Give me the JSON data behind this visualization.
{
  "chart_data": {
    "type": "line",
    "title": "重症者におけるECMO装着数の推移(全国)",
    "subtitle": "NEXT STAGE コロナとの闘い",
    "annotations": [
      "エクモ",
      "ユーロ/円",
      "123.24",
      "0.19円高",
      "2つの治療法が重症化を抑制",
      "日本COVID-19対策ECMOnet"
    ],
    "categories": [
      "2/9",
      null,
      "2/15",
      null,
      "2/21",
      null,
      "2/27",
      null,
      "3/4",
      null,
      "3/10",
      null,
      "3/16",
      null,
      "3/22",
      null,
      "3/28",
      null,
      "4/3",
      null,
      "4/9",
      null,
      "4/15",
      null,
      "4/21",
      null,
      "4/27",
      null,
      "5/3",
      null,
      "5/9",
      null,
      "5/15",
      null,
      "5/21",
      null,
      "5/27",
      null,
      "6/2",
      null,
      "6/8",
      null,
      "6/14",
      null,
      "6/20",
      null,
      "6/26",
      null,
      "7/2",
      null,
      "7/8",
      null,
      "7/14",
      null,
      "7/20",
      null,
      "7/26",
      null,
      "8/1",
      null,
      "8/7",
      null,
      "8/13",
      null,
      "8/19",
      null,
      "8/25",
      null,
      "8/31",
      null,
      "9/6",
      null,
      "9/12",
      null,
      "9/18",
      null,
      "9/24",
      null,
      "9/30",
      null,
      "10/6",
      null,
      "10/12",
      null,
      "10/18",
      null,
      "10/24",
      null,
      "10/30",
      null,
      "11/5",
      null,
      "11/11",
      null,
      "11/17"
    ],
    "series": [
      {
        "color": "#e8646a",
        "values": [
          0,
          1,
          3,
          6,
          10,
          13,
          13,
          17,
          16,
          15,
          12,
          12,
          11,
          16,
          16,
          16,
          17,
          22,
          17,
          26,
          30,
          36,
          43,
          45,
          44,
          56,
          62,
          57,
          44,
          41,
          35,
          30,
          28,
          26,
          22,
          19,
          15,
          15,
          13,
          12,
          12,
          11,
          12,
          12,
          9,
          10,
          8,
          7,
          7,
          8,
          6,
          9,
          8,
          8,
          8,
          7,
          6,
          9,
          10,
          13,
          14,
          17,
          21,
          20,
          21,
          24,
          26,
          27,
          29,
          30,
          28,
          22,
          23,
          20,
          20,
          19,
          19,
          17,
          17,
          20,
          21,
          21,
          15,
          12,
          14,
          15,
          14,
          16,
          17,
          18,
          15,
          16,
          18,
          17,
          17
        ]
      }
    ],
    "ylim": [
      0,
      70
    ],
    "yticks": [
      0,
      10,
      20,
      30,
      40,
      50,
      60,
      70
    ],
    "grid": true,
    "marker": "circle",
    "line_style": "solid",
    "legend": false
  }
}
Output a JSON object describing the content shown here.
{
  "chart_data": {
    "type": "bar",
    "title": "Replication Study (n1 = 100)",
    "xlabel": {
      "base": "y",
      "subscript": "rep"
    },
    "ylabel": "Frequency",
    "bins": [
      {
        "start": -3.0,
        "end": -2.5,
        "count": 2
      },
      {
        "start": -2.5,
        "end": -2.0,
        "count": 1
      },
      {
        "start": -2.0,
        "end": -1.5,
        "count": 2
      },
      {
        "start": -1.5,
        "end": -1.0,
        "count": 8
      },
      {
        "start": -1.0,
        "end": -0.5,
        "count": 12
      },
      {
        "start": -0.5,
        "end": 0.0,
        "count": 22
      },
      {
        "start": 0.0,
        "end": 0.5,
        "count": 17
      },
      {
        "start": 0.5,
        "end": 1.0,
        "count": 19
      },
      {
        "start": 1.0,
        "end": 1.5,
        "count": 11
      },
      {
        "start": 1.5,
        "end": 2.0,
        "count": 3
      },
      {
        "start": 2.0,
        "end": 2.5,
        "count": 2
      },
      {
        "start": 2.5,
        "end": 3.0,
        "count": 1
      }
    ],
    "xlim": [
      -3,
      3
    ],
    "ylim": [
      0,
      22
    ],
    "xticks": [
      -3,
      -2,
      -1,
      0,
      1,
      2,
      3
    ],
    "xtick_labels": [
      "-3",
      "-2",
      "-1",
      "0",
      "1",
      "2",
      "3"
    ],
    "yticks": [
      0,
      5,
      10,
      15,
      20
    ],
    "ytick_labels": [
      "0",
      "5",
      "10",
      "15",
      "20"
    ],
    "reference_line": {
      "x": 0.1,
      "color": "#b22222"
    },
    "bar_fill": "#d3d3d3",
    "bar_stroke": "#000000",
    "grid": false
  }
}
——
* _WORK TO COMPLETE_
Tally how many lines in the material above hold the word "start". Write only that number.

* _WORKED SOLUTION_
12